[Extracted data entries]
--------

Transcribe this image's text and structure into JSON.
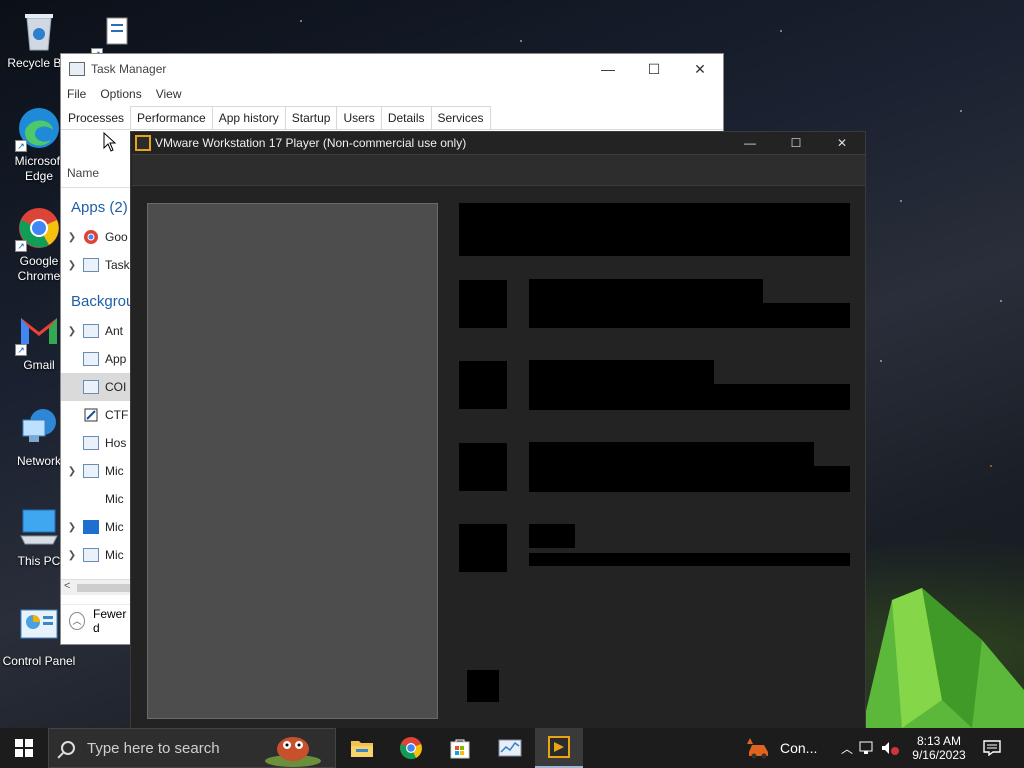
{
  "desktop": {
    "icons": [
      {
        "label": "Recycle Bin",
        "icon": "recycle-bin-icon"
      },
      {
        "label": "Microsoft Edge",
        "icon": "edge-icon"
      },
      {
        "label": "Google Chrome",
        "icon": "chrome-icon"
      },
      {
        "label": "Gmail",
        "icon": "gmail-icon"
      },
      {
        "label": "Network",
        "icon": "network-icon"
      },
      {
        "label": "This PC",
        "icon": "this-pc-icon"
      },
      {
        "label": "Control Panel",
        "icon": "control-panel-icon"
      }
    ]
  },
  "task_manager": {
    "title": "Task Manager",
    "menu": [
      "File",
      "Options",
      "View"
    ],
    "tabs": [
      "Processes",
      "Performance",
      "App history",
      "Startup",
      "Users",
      "Details",
      "Services"
    ],
    "active_tab": "Processes",
    "column_name": "Name",
    "groups": {
      "apps": "Apps (2)",
      "background": "Backgrou"
    },
    "rows": [
      {
        "text": "Goo",
        "expand": true
      },
      {
        "text": "Task",
        "expand": true
      },
      {
        "text": "Ant",
        "expand": true
      },
      {
        "text": "App",
        "expand": false
      },
      {
        "text": "COI",
        "expand": false,
        "selected": true
      },
      {
        "text": "CTF",
        "expand": false
      },
      {
        "text": "Hos",
        "expand": false
      },
      {
        "text": "Mic",
        "expand": true
      },
      {
        "text": "Mic",
        "expand": false
      },
      {
        "text": "Mic",
        "expand": true
      },
      {
        "text": "Mic",
        "expand": true
      }
    ],
    "footer": "Fewer d"
  },
  "vmware": {
    "title": "VMware Workstation 17 Player (Non-commercial use only)"
  },
  "taskbar": {
    "search_placeholder": "Type here to search",
    "tray_app_label": "Con...",
    "time": "8:13 AM",
    "date": "9/16/2023"
  },
  "colors": {
    "accent_group": "#1f5fa8",
    "vmware_orange": "#e8a317",
    "taskbar_bg": "#1c1c1c"
  }
}
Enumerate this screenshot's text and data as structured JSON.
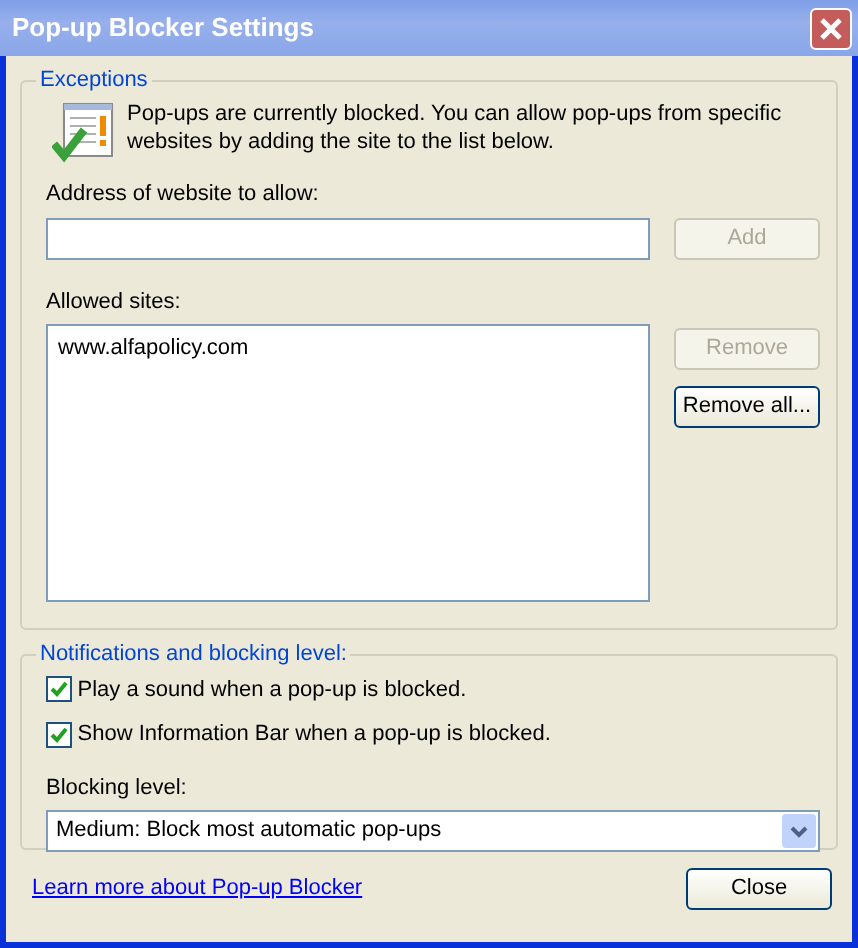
{
  "window": {
    "title": "Pop-up Blocker Settings"
  },
  "exceptions": {
    "legend": "Exceptions",
    "description": "Pop-ups are currently blocked.  You can allow pop-ups from specific websites by adding the site to the list below.",
    "address_label": "Address of website to allow:",
    "add_button": {
      "label": "Add",
      "disabled": true
    },
    "allowed_label": "Allowed sites:",
    "allowed_sites": [
      {
        "text": "www.alfapolicy.com",
        "selected": false
      }
    ],
    "list_buttons": [
      {
        "label": "Remove",
        "disabled": true
      },
      {
        "label": "Remove all...",
        "disabled": false
      }
    ]
  },
  "notifications": {
    "legend": "Notifications and blocking level:",
    "options": [
      {
        "label": "Play a sound when a pop-up is blocked.",
        "checked": true
      },
      {
        "label": "Show Information Bar when a pop-up is blocked.",
        "checked": true
      }
    ],
    "blocking_label": "Blocking level:",
    "blocking_level": "Medium: Block most automatic pop-ups"
  },
  "footer": {
    "link": "Learn more about Pop-up Blocker",
    "close_button": "Close"
  }
}
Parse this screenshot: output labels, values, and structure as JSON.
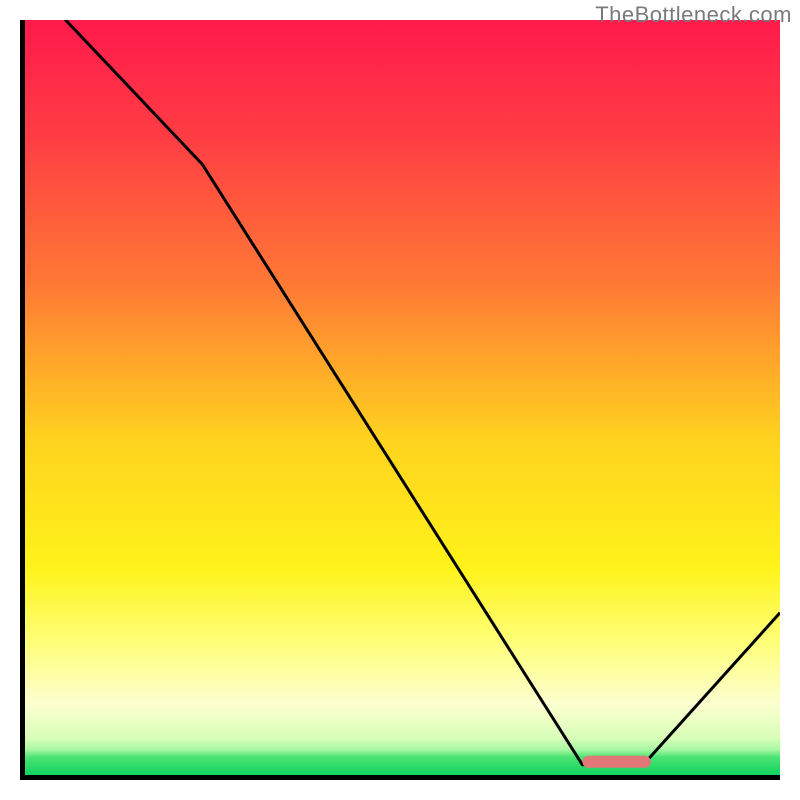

--------

Problem statement: Reproduce the whole listing exactly, but not the images in it.

Correct answer:
Transcribe this image's text and structure into JSON.
{
  "desktop": {
    "icons": [
      {
        "label": "Recycle Bin",
        "icon": "recycle-bin-icon"
      },
      {
        "label": "Microsoft Edge",
        "icon": "edge-icon"
      },
      {
        "label": "Google Chrome",
        "icon": "chrome-icon"
      },
      {
        "label": "Gmail",
        "icon": "gmail-icon"
      },
      {
        "label": "Network",
        "icon": "network-icon"
      },
      {
        "label": "This PC",
        "icon": "this-pc-icon"
      },
      {
        "label": "Control Panel",
        "icon": "control-panel-icon"
      }
    ]
  },
  "task_manager": {
    "title": "Task Manager",
    "menu": [
      "File",
      "Options",
      "View"
    ],
    "tabs": [
      "Processes",
      "Performance",
      "App history",
      "Startup",
      "Users",
      "Details",
      "Services"
    ],
    "active_tab": "Processes",
    "column_name": "Name",
    "groups": {
      "apps": "Apps (2)",
      "background": "Backgrou"
    },
    "rows": [
      {
        "text": "Goo",
        "expand": true
      },
      {
        "text": "Task",
        "expand": true
      },
      {
        "text": "Ant",
        "expand": true
      },
      {
        "text": "App",
        "expand": false
      },
      {
        "text": "COI",
        "expand": false,
        "selected": true
      },
      {
        "text": "CTF",
        "expand": false
      },
      {
        "text": "Hos",
        "expand": false
      },
      {
        "text": "Mic",
        "expand": true
      },
      {
        "text": "Mic",
        "expand": false
      },
      {
        "text": "Mic",
        "expand": true
      },
      {
        "text": "Mic",
        "expand": true
      }
    ],
    "footer": "Fewer d"
  },
  "vmware": {
    "title": "VMware Workstation 17 Player (Non-commercial use only)"
  },
  "taskbar": {
    "search_placeholder": "Type here to search",
    "tray_app_label": "Con...",
    "time": "8:13 AM",
    "date": "9/16/2023"
  },
  "colors": {
    "accent_group": "#1f5fa8",
    "vmware_orange": "#e8a317",
    "taskbar_bg": "#1c1c1c"
  }
}
Enumerate this screenshot's text and data as structured JSON.
{
  "window": {
    "title": "Pop-up Blocker Settings"
  },
  "exceptions": {
    "legend": "Exceptions",
    "description": "Pop-ups are currently blocked.  You can allow pop-ups from specific websites by adding the site to the list below.",
    "address_label": "Address of website to allow:",
    "add_button": {
      "label": "Add",
      "disabled": true
    },
    "allowed_label": "Allowed sites:",
    "allowed_sites": [
      {
        "text": "www.alfapolicy.com",
        "selected": false
      }
    ],
    "list_buttons": [
      {
        "label": "Remove",
        "disabled": true
      },
      {
        "label": "Remove all...",
        "disabled": false
      }
    ]
  },
  "notifications": {
    "legend": "Notifications and blocking level:",
    "options": [
      {
        "label": "Play a sound when a pop-up is blocked.",
        "checked": true
      },
      {
        "label": "Show Information Bar when a pop-up is blocked.",
        "checked": true
      }
    ],
    "blocking_label": "Blocking level:",
    "blocking_level": "Medium: Block most automatic pop-ups"
  },
  "footer": {
    "link": "Learn more about Pop-up Blocker",
    "close_button": "Close"
  }
}
Parse this screenshot: output labels, values, and structure as JSON.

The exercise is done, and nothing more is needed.